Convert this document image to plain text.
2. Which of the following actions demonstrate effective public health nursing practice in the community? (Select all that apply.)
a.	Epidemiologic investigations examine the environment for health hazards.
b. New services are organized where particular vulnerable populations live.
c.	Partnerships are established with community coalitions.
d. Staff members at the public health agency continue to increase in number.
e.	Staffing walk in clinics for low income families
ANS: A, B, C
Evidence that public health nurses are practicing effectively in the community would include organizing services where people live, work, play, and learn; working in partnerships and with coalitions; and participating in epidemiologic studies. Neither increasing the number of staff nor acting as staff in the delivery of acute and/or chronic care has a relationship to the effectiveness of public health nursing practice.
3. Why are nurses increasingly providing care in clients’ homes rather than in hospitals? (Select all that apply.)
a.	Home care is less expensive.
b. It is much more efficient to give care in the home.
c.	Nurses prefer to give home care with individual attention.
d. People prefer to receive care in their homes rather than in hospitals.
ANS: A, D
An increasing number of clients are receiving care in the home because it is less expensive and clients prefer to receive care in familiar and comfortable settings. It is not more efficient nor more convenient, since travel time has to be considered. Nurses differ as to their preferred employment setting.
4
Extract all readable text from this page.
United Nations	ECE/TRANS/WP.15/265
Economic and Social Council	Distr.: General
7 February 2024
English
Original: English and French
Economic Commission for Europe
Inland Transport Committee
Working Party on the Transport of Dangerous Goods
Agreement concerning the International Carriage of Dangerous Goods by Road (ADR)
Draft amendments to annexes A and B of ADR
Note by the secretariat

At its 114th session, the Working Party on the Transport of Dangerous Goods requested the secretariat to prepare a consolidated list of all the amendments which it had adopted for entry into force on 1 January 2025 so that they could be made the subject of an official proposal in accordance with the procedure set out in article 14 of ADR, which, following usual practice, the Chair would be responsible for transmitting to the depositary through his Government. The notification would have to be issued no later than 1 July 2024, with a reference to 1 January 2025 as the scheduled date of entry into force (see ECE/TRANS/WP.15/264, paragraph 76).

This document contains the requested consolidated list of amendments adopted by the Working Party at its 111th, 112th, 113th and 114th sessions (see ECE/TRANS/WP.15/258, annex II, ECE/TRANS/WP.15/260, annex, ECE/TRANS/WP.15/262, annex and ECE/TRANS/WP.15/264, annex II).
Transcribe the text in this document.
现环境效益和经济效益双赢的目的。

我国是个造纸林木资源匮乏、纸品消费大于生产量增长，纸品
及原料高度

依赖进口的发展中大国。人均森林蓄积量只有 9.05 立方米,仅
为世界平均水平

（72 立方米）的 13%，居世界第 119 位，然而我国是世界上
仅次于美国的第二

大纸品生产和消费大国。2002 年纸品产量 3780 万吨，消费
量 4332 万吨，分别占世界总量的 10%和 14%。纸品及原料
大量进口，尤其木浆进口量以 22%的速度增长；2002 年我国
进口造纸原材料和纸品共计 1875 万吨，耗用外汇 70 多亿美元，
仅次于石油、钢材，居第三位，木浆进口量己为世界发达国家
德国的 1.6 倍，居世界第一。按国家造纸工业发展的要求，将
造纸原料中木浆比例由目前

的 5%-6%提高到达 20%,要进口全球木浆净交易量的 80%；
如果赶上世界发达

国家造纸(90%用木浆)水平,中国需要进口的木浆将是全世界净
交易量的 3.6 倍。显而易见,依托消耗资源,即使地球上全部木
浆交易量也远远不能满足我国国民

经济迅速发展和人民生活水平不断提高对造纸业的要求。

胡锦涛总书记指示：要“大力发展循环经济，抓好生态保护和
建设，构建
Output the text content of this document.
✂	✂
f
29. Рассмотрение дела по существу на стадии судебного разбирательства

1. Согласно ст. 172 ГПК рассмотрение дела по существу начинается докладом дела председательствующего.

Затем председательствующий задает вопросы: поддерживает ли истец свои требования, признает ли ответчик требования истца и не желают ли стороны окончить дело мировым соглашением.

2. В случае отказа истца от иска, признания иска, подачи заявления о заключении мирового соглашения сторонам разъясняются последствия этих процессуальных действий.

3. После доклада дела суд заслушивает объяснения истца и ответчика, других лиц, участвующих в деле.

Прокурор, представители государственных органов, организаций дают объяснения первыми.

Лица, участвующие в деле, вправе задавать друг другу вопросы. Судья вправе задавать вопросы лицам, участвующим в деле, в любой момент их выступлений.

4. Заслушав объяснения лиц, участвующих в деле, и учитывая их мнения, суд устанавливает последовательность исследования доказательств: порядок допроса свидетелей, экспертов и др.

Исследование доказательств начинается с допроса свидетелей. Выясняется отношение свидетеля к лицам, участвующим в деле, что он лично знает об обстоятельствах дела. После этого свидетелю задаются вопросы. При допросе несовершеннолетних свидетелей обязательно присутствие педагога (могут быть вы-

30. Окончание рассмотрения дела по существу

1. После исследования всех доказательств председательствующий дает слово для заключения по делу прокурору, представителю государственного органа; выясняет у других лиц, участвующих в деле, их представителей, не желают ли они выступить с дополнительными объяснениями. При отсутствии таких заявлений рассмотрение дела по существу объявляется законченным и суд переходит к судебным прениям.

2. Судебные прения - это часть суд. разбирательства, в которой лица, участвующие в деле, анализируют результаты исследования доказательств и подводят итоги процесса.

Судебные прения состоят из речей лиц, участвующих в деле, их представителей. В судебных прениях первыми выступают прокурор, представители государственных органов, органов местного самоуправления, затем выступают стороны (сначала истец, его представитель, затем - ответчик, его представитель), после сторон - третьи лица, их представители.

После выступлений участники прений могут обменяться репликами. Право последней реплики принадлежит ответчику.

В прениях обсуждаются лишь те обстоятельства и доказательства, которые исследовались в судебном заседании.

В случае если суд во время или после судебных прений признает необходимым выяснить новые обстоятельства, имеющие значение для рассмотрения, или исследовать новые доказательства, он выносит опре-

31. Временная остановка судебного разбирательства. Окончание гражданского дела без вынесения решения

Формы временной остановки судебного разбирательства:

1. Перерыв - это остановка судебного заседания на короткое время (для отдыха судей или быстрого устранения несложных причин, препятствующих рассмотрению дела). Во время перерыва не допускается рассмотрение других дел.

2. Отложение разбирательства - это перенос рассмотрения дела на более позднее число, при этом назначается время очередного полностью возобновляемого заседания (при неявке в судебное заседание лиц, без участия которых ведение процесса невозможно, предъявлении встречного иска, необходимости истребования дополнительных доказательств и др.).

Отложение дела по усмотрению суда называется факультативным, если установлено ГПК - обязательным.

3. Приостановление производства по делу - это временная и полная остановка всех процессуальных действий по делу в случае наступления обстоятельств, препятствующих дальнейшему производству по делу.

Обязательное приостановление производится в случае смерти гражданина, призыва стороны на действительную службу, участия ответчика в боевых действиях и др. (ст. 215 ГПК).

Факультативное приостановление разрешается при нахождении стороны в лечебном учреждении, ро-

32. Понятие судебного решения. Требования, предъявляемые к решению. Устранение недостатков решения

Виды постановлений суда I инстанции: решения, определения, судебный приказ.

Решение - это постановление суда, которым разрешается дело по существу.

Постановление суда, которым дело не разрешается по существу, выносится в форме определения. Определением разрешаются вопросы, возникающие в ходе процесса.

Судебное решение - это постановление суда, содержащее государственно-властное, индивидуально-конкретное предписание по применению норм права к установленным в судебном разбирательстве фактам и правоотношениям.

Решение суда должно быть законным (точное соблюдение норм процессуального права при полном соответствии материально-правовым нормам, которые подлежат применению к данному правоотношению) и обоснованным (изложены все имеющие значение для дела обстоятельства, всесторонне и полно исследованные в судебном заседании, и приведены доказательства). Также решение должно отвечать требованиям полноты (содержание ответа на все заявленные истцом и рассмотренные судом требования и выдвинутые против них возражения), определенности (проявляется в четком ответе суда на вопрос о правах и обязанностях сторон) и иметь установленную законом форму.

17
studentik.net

> _TO DO_: Take the listing above and write it out again exactly.

> _RESPONSE_:
Convert this document image to plain text.
2. Which of the following actions demonstrate effective public health nursing practice in the community? (Select all that apply.)
a.	Epidemiologic investigations examine the environment for health hazards.
b. New services are organized where particular vulnerable populations live.
c.	Partnerships are established with community coalitions.
d. Staff members at the public health agency continue to increase in number.
e.	Staffing walk in clinics for low income families
ANS: A, B, C
Evidence that public health nurses are practicing effectively in the community would include organizing services where people live, work, play, and learn; working in partnerships and with coalitions; and participating in epidemiologic studies. Neither increasing the number of staff nor acting as staff in the delivery of acute and/or chronic care has a relationship to the effectiveness of public health nursing practice.
3. Why are nurses increasingly providing care in clients’ homes rather than in hospitals? (Select all that apply.)
a.	Home care is less expensive.
b. It is much more efficient to give care in the home.
c.	Nurses prefer to give home care with individual attention.
d. People prefer to receive care in their homes rather than in hospitals.
ANS: A, D
An increasing number of clients are receiving care in the home because it is less expensive and clients prefer to receive care in familiar and comfortable settings. It is not more efficient nor more convenient, since travel time has to be considered. Nurses differ as to their preferred employment setting.
4
Extract all readable text from this page.
United Nations	ECE/TRANS/WP.15/265
Economic and Social Council	Distr.: General
7 February 2024
English
Original: English and French
Economic Commission for Europe
Inland Transport Committee
Working Party on the Transport of Dangerous Goods
Agreement concerning the International Carriage of Dangerous Goods by Road (ADR)
Draft amendments to annexes A and B of ADR
Note by the secretariat

At its 114th session, the Working Party on the Transport of Dangerous Goods requested the secretariat to prepare a consolidated list of all the amendments which it had adopted for entry into force on 1 January 2025 so that they could be made the subject of an official proposal in accordance with the procedure set out in article 14 of ADR, which, following usual practice, the Chair would be responsible for transmitting to the depositary through his Government. The notification would have to be issued no later than 1 July 2024, with a reference to 1 January 2025 as the scheduled date of entry into force (see ECE/TRANS/WP.15/264, paragraph 76).

This document contains the requested consolidated list of amendments adopted by the Working Party at its 111th, 112th, 113th and 114th sessions (see ECE/TRANS/WP.15/258, annex II, ECE/TRANS/WP.15/260, annex, ECE/TRANS/WP.15/262, annex and ECE/TRANS/WP.15/264, annex II).
Transcribe the text in this document.
现环境效益和经济效益双赢的目的。

我国是个造纸林木资源匮乏、纸品消费大于生产量增长，纸品
及原料高度

依赖进口的发展中大国。人均森林蓄积量只有 9.05 立方米,仅
为世界平均水平

（72 立方米）的 13%，居世界第 119 位，然而我国是世界上
仅次于美国的第二

大纸品生产和消费大国。2002 年纸品产量 3780 万吨，消费
量 4332 万吨，分别占世界总量的 10%和 14%。纸品及原料
大量进口，尤其木浆进口量以 22%的速度增长；2002 年我国
进口造纸原材料和纸品共计 1875 万吨，耗用外汇 70 多亿美元，
仅次于石油、钢材，居第三位，木浆进口量己为世界发达国家
德国的 1.6 倍，居世界第一。按国家造纸工业发展的要求，将
造纸原料中木浆比例由目前

的 5%-6%提高到达 20%,要进口全球木浆净交易量的 80%；
如果赶上世界发达

国家造纸(90%用木浆)水平,中国需要进口的木浆将是全世界净
交易量的 3.6 倍。显而易见,依托消耗资源,即使地球上全部木
浆交易量也远远不能满足我国国民

经济迅速发展和人民生活水平不断提高对造纸业的要求。

胡锦涛总书记指示：要“大力发展循环经济，抓好生态保护和
建设，构建
Output the text content of this document.
✂	✂
f
29. Рассмотрение дела по существу на стадии судебного разбирательства

1. Согласно ст. 172 ГПК рассмотрение дела по существу начинается докладом дела председательствующего.

Затем председательствующий задает вопросы: поддерживает ли истец свои требования, признает ли ответчик требования истца и не желают ли стороны окончить дело мировым соглашением.

2. В случае отказа истца от иска, признания иска, подачи заявления о заключении мирового соглашения сторонам разъясняются последствия этих процессуальных действий.

3. После доклада дела суд заслушивает объяснения истца и ответчика, других лиц, участвующих в деле.

Прокурор, представители государственных органов, организаций дают объяснения первыми.

Лица, участвующие в деле, вправе задавать друг другу вопросы. Судья вправе задавать вопросы лицам, участвующим в деле, в любой момент их выступлений.

4. Заслушав объяснения лиц, участвующих в деле, и учитывая их мнения, суд устанавливает последовательность исследования доказательств: порядок допроса свидетелей, экспертов и др.

Исследование доказательств начинается с допроса свидетелей. Выясняется отношение свидетеля к лицам, участвующим в деле, что он лично знает об обстоятельствах дела. После этого свидетелю задаются вопросы. При допросе несовершеннолетних свидетелей обязательно присутствие педагога (могут быть вы-

30. Окончание рассмотрения дела по существу

1. После исследования всех доказательств председательствующий дает слово для заключения по делу прокурору, представителю государственного органа; выясняет у других лиц, участвующих в деле, их представителей, не желают ли они выступить с дополнительными объяснениями. При отсутствии таких заявлений рассмотрение дела по существу объявляется законченным и суд переходит к судебным прениям.

2. Судебные прения - это часть суд. разбирательства, в которой лица, участвующие в деле, анализируют результаты исследования доказательств и подводят итоги процесса.

Судебные прения состоят из речей лиц, участвующих в деле, их представителей. В судебных прениях первыми выступают прокурор, представители государственных органов, органов местного самоуправления, затем выступают стороны (сначала истец, его представитель, затем - ответчик, его представитель), после сторон - третьи лица, их представители.

После выступлений участники прений могут обменяться репликами. Право последней реплики принадлежит ответчику.

В прениях обсуждаются лишь те обстоятельства и доказательства, которые исследовались в судебном заседании.

В случае если суд во время или после судебных прений признает необходимым выяснить новые обстоятельства, имеющие значение для рассмотрения, или исследовать новые доказательства, он выносит опре-

31. Временная остановка судебного разбирательства. Окончание гражданского дела без вынесения решения

Формы временной остановки судебного разбирательства:

1. Перерыв - это остановка судебного заседания на короткое время (для отдыха судей или быстрого устранения несложных причин, препятствующих рассмотрению дела). Во время перерыва не допускается рассмотрение других дел.

2. Отложение разбирательства - это перенос рассмотрения дела на более позднее число, при этом назначается время очередного полностью возобновляемого заседания (при неявке в судебное заседание лиц, без участия которых ведение процесса невозможно, предъявлении встречного иска, необходимости истребования дополнительных доказательств и др.).

Отложение дела по усмотрению суда называется факультативным, если установлено ГПК - обязательным.

3. Приостановление производства по делу - это временная и полная остановка всех процессуальных действий по делу в случае наступления обстоятельств, препятствующих дальнейшему производству по делу.

Обязательное приостановление производится в случае смерти гражданина, призыва стороны на действительную службу, участия ответчика в боевых действиях и др. (ст. 215 ГПК).

Факультативное приостановление разрешается при нахождении стороны в лечебном учреждении, ро-

32. Понятие судебного решения. Требования, предъявляемые к решению. Устранение недостатков решения

Виды постановлений суда I инстанции: решения, определения, судебный приказ.

Решение - это постановление суда, которым разрешается дело по существу.

Постановление суда, которым дело не разрешается по существу, выносится в форме определения. Определением разрешаются вопросы, возникающие в ходе процесса.

Судебное решение - это постановление суда, содержащее государственно-властное, индивидуально-конкретное предписание по применению норм права к установленным в судебном разбирательстве фактам и правоотношениям.

Решение суда должно быть законным (точное соблюдение норм процессуального права при полном соответствии материально-правовым нормам, которые подлежат применению к данному правоотношению) и обоснованным (изложены все имеющие значение для дела обстоятельства, всесторонне и полно исследованные в судебном заседании, и приведены доказательства). Также решение должно отвечать требованиям полноты (содержание ответа на все заявленные истцом и рассмотренные судом требования и выдвинутые против них возражения), определенности (проявляется в четком ответе суда на вопрос о правах и обязанностях сторон) и иметь установленную законом форму.

17
studentik.net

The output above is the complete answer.